- THE TASK
Copy every line of the records below where the word "Delta" occurs.

++++ RECORDS FOR THIS TASK

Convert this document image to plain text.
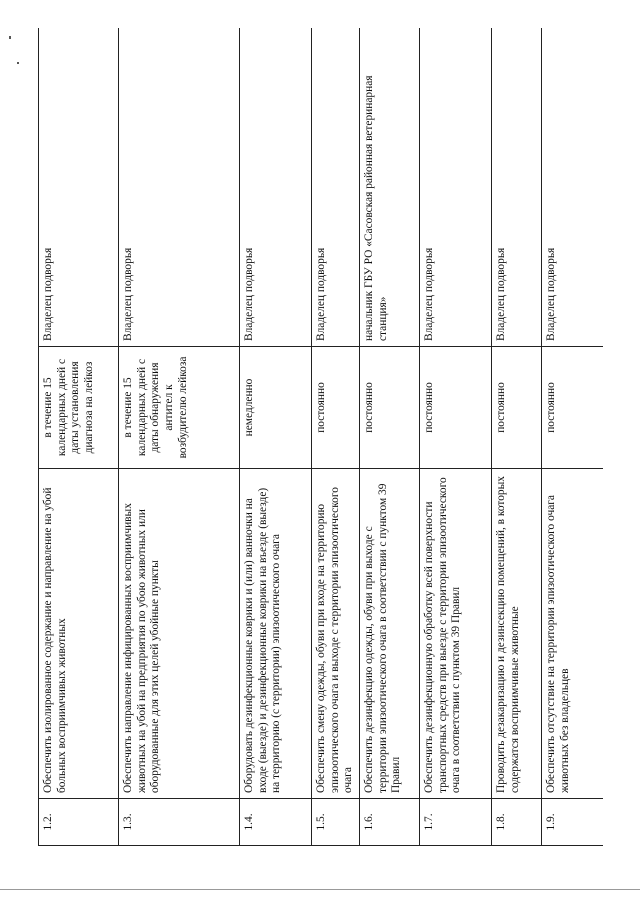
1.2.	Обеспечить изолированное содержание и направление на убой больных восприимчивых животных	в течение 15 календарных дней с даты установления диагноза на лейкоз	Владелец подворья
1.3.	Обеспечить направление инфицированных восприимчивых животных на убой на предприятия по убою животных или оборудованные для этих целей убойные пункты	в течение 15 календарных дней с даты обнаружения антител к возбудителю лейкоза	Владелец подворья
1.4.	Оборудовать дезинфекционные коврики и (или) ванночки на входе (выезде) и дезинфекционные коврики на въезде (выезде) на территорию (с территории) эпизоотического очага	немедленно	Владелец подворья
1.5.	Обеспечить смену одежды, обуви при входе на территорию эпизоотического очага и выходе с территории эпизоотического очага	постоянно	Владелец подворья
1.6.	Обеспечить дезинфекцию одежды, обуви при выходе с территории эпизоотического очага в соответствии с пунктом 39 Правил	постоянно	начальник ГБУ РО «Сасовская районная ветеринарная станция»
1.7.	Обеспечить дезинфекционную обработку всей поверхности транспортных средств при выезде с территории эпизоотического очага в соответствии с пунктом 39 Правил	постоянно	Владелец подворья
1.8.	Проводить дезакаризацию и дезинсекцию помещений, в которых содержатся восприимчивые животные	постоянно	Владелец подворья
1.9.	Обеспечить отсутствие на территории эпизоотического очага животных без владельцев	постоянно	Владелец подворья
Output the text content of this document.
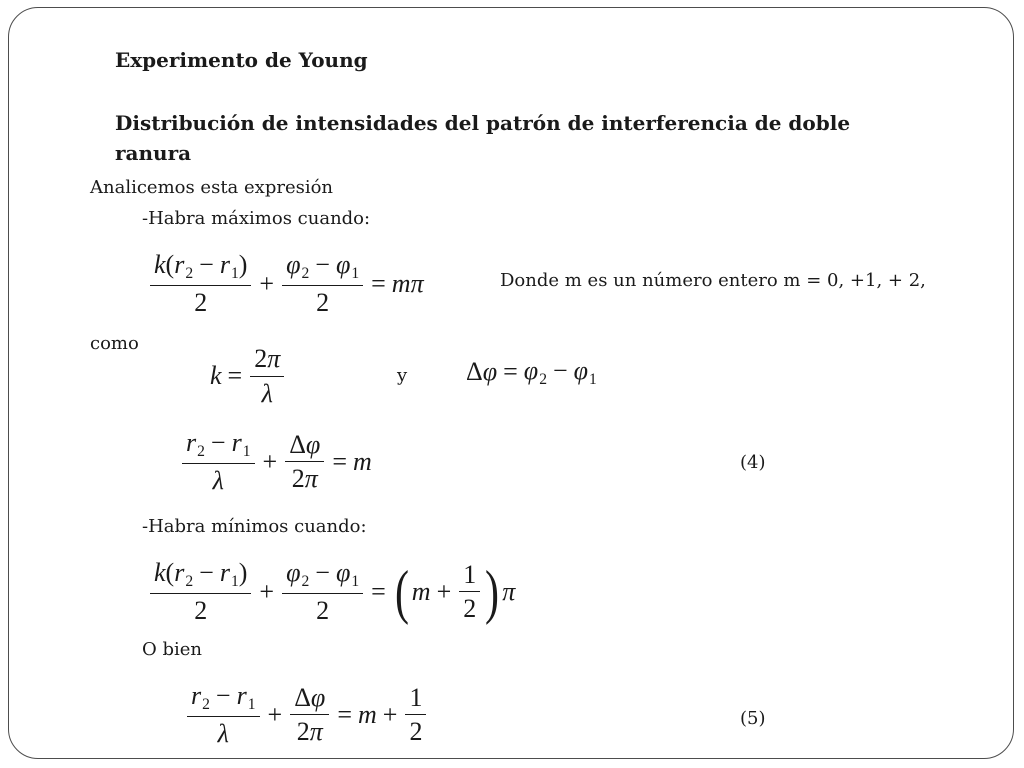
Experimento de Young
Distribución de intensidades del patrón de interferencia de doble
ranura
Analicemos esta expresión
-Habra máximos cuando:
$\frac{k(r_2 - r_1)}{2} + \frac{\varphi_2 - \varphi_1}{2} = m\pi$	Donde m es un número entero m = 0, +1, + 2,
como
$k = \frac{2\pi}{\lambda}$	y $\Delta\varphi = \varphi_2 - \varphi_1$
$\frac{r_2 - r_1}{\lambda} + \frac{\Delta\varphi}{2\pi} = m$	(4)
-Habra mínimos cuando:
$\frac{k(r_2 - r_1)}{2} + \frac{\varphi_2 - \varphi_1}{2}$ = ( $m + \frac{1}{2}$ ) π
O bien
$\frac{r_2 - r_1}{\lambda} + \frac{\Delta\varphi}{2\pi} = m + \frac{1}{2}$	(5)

++++++++

- EXERCISE SOLUTION
$k = \frac{2\pi}{\lambda}$	y $\Delta\varphi = \varphi_2 - \varphi_1$
$\frac{r_2 - r_1}{\lambda} + \frac{\Delta\varphi}{2\pi} = m$	(4)
$\frac{r_2 - r_1}{\lambda} + \frac{\Delta\varphi}{2\pi} = m + \frac{1}{2}$	(5)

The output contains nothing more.